- Requirements
Take all the material and copy it exactly.

- Records supplied
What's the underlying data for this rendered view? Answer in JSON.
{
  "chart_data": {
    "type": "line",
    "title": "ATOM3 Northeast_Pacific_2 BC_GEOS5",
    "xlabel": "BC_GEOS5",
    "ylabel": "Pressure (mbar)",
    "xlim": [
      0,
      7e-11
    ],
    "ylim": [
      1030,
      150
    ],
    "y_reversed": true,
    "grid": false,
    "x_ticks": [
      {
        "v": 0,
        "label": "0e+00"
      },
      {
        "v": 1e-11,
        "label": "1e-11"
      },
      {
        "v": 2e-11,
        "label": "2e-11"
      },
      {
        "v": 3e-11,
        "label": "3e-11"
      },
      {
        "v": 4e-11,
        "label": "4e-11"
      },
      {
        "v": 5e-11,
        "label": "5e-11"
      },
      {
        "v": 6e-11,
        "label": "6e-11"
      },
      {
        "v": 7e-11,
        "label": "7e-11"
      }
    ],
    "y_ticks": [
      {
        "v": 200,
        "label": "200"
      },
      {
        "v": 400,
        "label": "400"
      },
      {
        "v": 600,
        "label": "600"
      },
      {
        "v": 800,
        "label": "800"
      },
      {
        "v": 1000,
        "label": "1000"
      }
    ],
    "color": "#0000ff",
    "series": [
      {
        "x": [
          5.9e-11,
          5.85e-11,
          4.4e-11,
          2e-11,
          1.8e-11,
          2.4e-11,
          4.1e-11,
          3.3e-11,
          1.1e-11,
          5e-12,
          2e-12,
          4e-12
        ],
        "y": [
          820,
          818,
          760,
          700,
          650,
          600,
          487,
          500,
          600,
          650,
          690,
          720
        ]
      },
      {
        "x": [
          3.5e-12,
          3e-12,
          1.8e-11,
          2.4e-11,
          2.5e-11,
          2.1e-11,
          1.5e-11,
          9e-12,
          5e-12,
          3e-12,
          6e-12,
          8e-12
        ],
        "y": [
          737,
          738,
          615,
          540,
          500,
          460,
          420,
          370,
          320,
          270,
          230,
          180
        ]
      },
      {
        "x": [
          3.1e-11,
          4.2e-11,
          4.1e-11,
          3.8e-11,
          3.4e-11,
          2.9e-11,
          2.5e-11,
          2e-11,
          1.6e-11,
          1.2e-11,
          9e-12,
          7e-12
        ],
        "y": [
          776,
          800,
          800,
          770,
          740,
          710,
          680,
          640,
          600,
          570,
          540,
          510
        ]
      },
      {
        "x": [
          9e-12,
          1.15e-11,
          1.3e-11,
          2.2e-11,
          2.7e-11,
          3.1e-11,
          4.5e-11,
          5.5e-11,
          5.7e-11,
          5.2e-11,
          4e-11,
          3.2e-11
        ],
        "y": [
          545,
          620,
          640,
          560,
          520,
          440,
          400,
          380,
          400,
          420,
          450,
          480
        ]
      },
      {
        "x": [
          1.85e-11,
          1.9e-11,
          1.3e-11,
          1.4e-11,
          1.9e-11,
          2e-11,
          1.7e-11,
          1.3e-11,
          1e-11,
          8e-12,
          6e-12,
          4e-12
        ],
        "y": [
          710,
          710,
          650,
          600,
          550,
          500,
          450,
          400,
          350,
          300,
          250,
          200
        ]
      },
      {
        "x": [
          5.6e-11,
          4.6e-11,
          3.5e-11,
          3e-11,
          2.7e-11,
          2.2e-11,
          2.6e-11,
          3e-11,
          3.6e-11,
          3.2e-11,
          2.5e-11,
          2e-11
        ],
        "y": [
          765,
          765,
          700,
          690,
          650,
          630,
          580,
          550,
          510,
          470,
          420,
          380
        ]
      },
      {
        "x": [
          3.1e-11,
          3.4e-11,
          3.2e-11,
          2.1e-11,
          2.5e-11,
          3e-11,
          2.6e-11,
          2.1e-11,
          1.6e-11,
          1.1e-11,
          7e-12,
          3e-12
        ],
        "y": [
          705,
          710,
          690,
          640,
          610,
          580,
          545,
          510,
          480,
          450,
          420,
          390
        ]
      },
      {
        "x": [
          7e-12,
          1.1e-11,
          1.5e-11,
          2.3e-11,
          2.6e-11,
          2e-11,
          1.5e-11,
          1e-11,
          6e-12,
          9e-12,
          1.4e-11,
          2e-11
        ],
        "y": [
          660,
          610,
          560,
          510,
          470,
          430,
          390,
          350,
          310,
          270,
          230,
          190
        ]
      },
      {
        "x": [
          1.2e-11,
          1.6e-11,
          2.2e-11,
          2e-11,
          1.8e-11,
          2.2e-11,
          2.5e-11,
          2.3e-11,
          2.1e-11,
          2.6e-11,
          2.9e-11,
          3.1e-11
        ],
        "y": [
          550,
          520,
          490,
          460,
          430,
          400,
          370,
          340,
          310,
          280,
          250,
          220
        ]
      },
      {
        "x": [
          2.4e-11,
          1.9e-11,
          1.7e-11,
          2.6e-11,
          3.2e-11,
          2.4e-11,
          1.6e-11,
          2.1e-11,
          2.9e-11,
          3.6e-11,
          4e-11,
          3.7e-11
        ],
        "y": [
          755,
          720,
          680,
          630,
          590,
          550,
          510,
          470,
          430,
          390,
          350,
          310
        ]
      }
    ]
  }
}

- Exercise solution
What's the underlying data for this rendered view? Answer in JSON.
{
  "chart_data": {
    "type": "line",
    "title": "ATOM3 Northeast_Pacific_2 BC_GEOS5",
    "xlabel": "BC_GEOS5",
    "ylabel": "Pressure (mbar)",
    "xlim": [
      0,
      7e-11
    ],
    "ylim": [
      1030,
      150
    ],
    "y_reversed": true,
    "grid": false,
    "x_ticks": [
      {
        "v": 0,
        "label": "0e+00"
      },
      {
        "v": 1e-11,
        "label": "1e-11"
      },
      {
        "v": 2e-11,
        "label": "2e-11"
      },
      {
        "v": 3e-11,
        "label": "3e-11"
      },
      {
        "v": 4e-11,
        "label": "4e-11"
      },
      {
        "v": 5e-11,
        "label": "5e-11"
      },
      {
        "v": 6e-11,
        "label": "6e-11"
      },
      {
        "v": 7e-11,
        "label": "7e-11"
      }
    ],
    "y_ticks": [
      {
        "v": 200,
        "label": "200"
      },
      {
        "v": 400,
        "label": "400"
      },
      {
        "v": 600,
        "label": "600"
      },
      {
        "v": 800,
        "label": "800"
      },
      {
        "v": 1000,
        "label": "1000"
      }
    ],
    "color": "#0000ff",
    "series": [
      {
        "x": [
          5.9e-11,
          5.85e-11,
          4.4e-11,
          2e-11,
          1.8e-11,
          2.4e-11,
          4.1e-11,
          3.3e-11,
          1.1e-11,
          5e-12,
          2e-12,
          4e-12
        ],
        "y": [
          820,
          818,
          760,
          700,
          650,
          600,
          487,
          500,
          600,
          650,
          690,
          720
        ]
      },
      {
        "x": [
          3.5e-12,
          3e-12,
          1.8e-11,
          2.4e-11,
          2.5e-11,
          2.1e-11,
          1.5e-11,
          9e-12,
          5e-12,
          3e-12,
          6e-12,
          8e-12
        ],
        "y": [
          737,
          738,
          615,
          540,
          500,
          460,
          420,
          370,
          320,
          270,
          230,
          180
        ]
      },
      {
        "x": [
          3.1e-11,
          4.2e-11,
          4.1e-11,
          3.8e-11,
          3.4e-11,
          2.9e-11,
          2.5e-11,
          2e-11,
          1.6e-11,
          1.2e-11,
          9e-12,
          7e-12
        ],
        "y": [
          776,
          800,
          800,
          770,
          740,
          710,
          680,
          640,
          600,
          570,
          540,
          510
        ]
      },
      {
        "x": [
          9e-12,
          1.15e-11,
          1.3e-11,
          2.2e-11,
          2.7e-11,
          3.1e-11,
          4.5e-11,
          5.5e-11,
          5.7e-11,
          5.2e-11,
          4e-11,
          3.2e-11
        ],
        "y": [
          545,
          620,
          640,
          560,
          520,
          440,
          400,
          380,
          400,
          420,
          450,
          480
        ]
      },
      {
        "x": [
          1.85e-11,
          1.9e-11,
          1.3e-11,
          1.4e-11,
          1.9e-11,
          2e-11,
          1.7e-11,
          1.3e-11,
          1e-11,
          8e-12,
          6e-12,
          4e-12
        ],
        "y": [
          710,
          710,
          650,
          600,
          550,
          500,
          450,
          400,
          350,
          300,
          250,
          200
        ]
      },
      {
        "x": [
          5.6e-11,
          4.6e-11,
          3.5e-11,
          3e-11,
          2.7e-11,
          2.2e-11,
          2.6e-11,
          3e-11,
          3.6e-11,
          3.2e-11,
          2.5e-11,
          2e-11
        ],
        "y": [
          765,
          765,
          700,
          690,
          650,
          630,
          580,
          550,
          510,
          470,
          420,
          380
        ]
      },
      {
        "x": [
          3.1e-11,
          3.4e-11,
          3.2e-11,
          2.1e-11,
          2.5e-11,
          3e-11,
          2.6e-11,
          2.1e-11,
          1.6e-11,
          1.1e-11,
          7e-12,
          3e-12
        ],
        "y": [
          705,
          710,
          690,
          640,
          610,
          580,
          545,
          510,
          480,
          450,
          420,
          390
        ]
      },
      {
        "x": [
          7e-12,
          1.1e-11,
          1.5e-11,
          2.3e-11,
          2.6e-11,
          2e-11,
          1.5e-11,
          1e-11,
          6e-12,
          9e-12,
          1.4e-11,
          2e-11
        ],
        "y": [
          660,
          610,
          560,
          510,
          470,
          430,
          390,
          350,
          310,
          270,
          230,
          190
        ]
      },
      {
        "x": [
          1.2e-11,
          1.6e-11,
          2.2e-11,
          2e-11,
          1.8e-11,
          2.2e-11,
          2.5e-11,
          2.3e-11,
          2.1e-11,
          2.6e-11,
          2.9e-11,
          3.1e-11
        ],
        "y": [
          550,
          520,
          490,
          460,
          430,
          400,
          370,
          340,
          310,
          280,
          250,
          220
        ]
      },
      {
        "x": [
          2.4e-11,
          1.9e-11,
          1.7e-11,
          2.6e-11,
          3.2e-11,
          2.4e-11,
          1.6e-11,
          2.1e-11,
          2.9e-11,
          3.6e-11,
          4e-11,
          3.7e-11
        ],
        "y": [
          755,
          720,
          680,
          630,
          590,
          550,
          510,
          470,
          430,
          390,
          350,
          310
        ]
      }
    ]
  }
}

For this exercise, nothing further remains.